╭─ Records for processing

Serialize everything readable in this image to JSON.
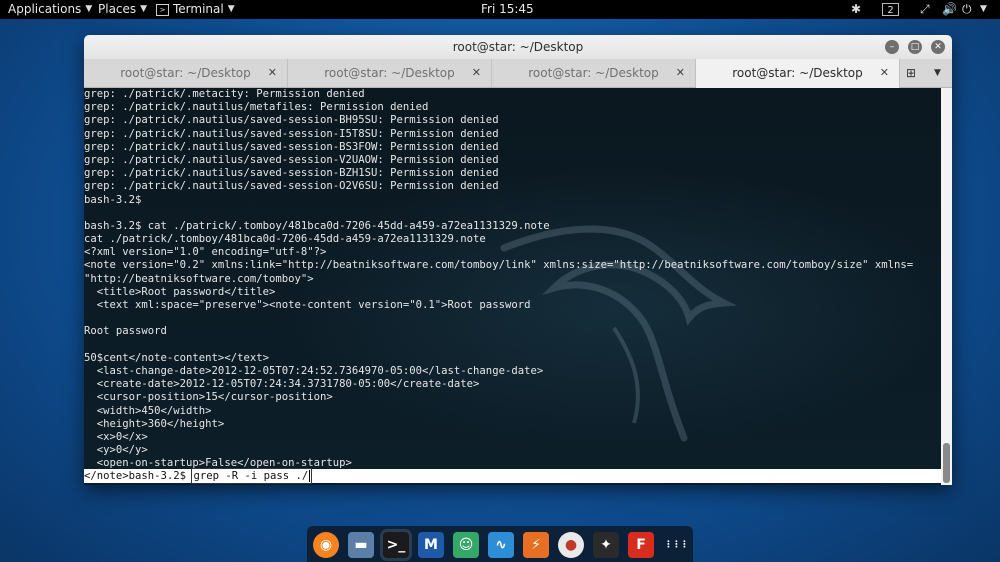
{
  "topbar": {
    "applications": "Applications",
    "places": "Places",
    "terminal": "Terminal",
    "clock": "Fri 15:45",
    "workspace": "2",
    "icons": [
      "window-manager-icon",
      "workspace-indicator",
      "network-icon",
      "volume-icon",
      "power-icon"
    ]
  },
  "window": {
    "title": "root@star: ~/Desktop",
    "tabs": [
      {
        "label": "root@star: ~/Desktop",
        "active": false
      },
      {
        "label": "root@star: ~/Desktop",
        "active": false
      },
      {
        "label": "root@star: ~/Desktop",
        "active": false
      },
      {
        "label": "root@star: ~/Desktop",
        "active": true
      }
    ]
  },
  "terminal": {
    "lines": [
      "grep: ./patrick/.metacity: Permission denied",
      "grep: ./patrick/.nautilus/metafiles: Permission denied",
      "grep: ./patrick/.nautilus/saved-session-BH95SU: Permission denied",
      "grep: ./patrick/.nautilus/saved-session-I5T8SU: Permission denied",
      "grep: ./patrick/.nautilus/saved-session-BS3FOW: Permission denied",
      "grep: ./patrick/.nautilus/saved-session-V2UAOW: Permission denied",
      "grep: ./patrick/.nautilus/saved-session-BZH1SU: Permission denied",
      "grep: ./patrick/.nautilus/saved-session-O2V6SU: Permission denied",
      "bash-3.2$",
      "",
      "bash-3.2$ cat ./patrick/.tomboy/481bca0d-7206-45dd-a459-a72ea1131329.note",
      "cat ./patrick/.tomboy/481bca0d-7206-45dd-a459-a72ea1131329.note",
      "<?xml version=\"1.0\" encoding=\"utf-8\"?>",
      "<note version=\"0.2\" xmlns:link=\"http://beatniksoftware.com/tomboy/link\" xmlns:size=\"http://beatniksoftware.com/tomboy/size\" xmlns=",
      "\"http://beatniksoftware.com/tomboy\">",
      "  <title>Root password</title>",
      "  <text xml:space=\"preserve\"><note-content version=\"0.1\">Root password",
      "",
      "Root password",
      "",
      "50$cent</note-content></text>",
      "  <last-change-date>2012-12-05T07:24:52.7364970-05:00</last-change-date>",
      "  <create-date>2012-12-05T07:24:34.3731780-05:00</create-date>",
      "  <cursor-position>15</cursor-position>",
      "  <width>450</width>",
      "  <height>360</height>",
      "  <x>0</x>",
      "  <y>0</y>",
      "  <open-on-startup>False</open-on-startup>"
    ],
    "prompt": "</note>bash-3.2$ ",
    "command": "grep -R -i pass ./"
  },
  "dock": {
    "apps": [
      {
        "name": "firefox-icon",
        "glyph": "◉",
        "color": "#f5831f"
      },
      {
        "name": "files-icon",
        "glyph": "▬",
        "color": "#5b7fa6"
      },
      {
        "name": "terminal-icon",
        "glyph": ">_",
        "color": "#1b1b1b"
      },
      {
        "name": "metasploit-icon",
        "glyph": "M",
        "color": "#1e5aa8"
      },
      {
        "name": "armitage-icon",
        "glyph": "☺",
        "color": "#35a868"
      },
      {
        "name": "wireshark-icon",
        "glyph": "∿",
        "color": "#2d8ed6"
      },
      {
        "name": "burpsuite-icon",
        "glyph": "⚡",
        "color": "#e76f24"
      },
      {
        "name": "maltego-icon",
        "glyph": "●",
        "color": "#e9e9e9"
      },
      {
        "name": "beef-icon",
        "glyph": "✦",
        "color": "#2a2a2a"
      },
      {
        "name": "faraday-icon",
        "glyph": "F",
        "color": "#d72d1f"
      },
      {
        "name": "show-apps-icon",
        "glyph": "⋮⋮⋮",
        "color": "transparent"
      }
    ]
  }
}
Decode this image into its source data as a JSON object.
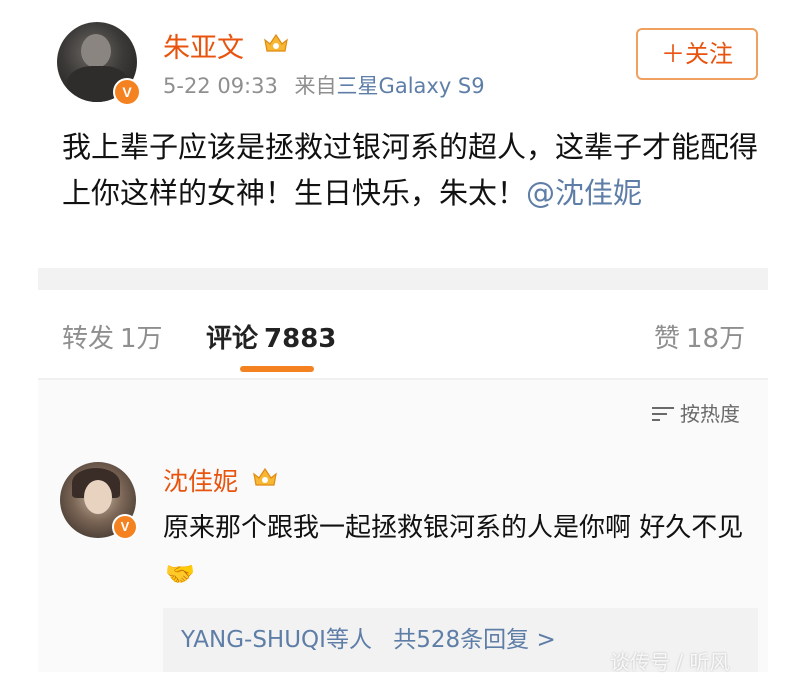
{
  "post": {
    "user_name": "朱亚文",
    "time": "5-22 09:33",
    "source_prefix": "来自",
    "device": "三星Galaxy S9",
    "follow_label": "＋关注",
    "text_main": "我上辈子应该是拯救过银河系的超人，这辈子才能配得上你这样的女神！生日快乐，朱太！",
    "mention": "@沈佳妮"
  },
  "stats": {
    "repost_label": "转发",
    "repost_count": "1万",
    "comments_label": "评论",
    "comments_count": "7883",
    "likes_label": "赞",
    "likes_count": "18万"
  },
  "sort_label": "按热度",
  "comment": {
    "user_name": "沈佳妮",
    "text": "原来那个跟我一起拯救银河系的人是你啊 好久不见",
    "replies_users": "YANG-SHUQI等人",
    "replies_total": "共528条回复 >"
  },
  "watermark": "谈传号 / 听风",
  "verified_badge": "V",
  "icons": [
    "verified-badge-icon",
    "crown-member-icon",
    "sort-icon",
    "handshake-emoji-icon"
  ],
  "colors": {
    "accent_orange": "#e8530e",
    "link_blue": "#5e7ea7",
    "tab_underline": "#f58220",
    "badge_orange": "#f58220"
  }
}
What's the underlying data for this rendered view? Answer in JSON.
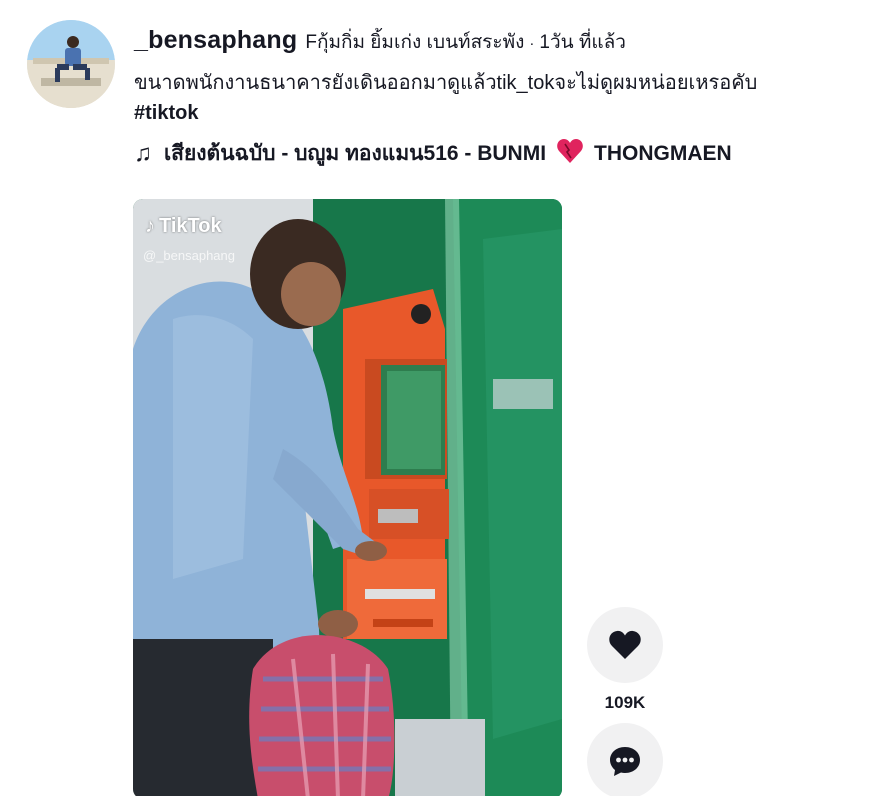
{
  "post": {
    "username": "_bensaphang",
    "nickname": "Fกุ้มกิ่ม ยิ้มเก่ง เบนท์สระพัง",
    "separator": "·",
    "time_ago": "1วัน ที่แล้ว",
    "caption": "ขนาดพนักงานธนาคารยังเดินออกมาดูแล้วtik_tokจะไม่ดูผมหน่อยเหรอคับ",
    "hashtag": "#tiktok"
  },
  "music": {
    "icon": "music-note-icon",
    "title_before": "เสียงต้นฉบับ - บญูม ทองแมน516 - BUNMI",
    "title_after": "THONGMAEN",
    "heart_color": "#e0245e"
  },
  "video": {
    "watermark_brand": "TikTok",
    "watermark_user": "@_bensaphang"
  },
  "actions": {
    "like_icon": "heart-icon",
    "like_count": "109K",
    "comment_icon": "comment-icon",
    "button_bg": "#f1f1f2"
  },
  "colors": {
    "text": "#161823",
    "atm_orange": "#e8582a",
    "booth_green": "#1f7a4c"
  }
}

╰─

Problem
Check the records above line by line and tally those holding the string "content". Answer with the number only.

Output for this exercise
2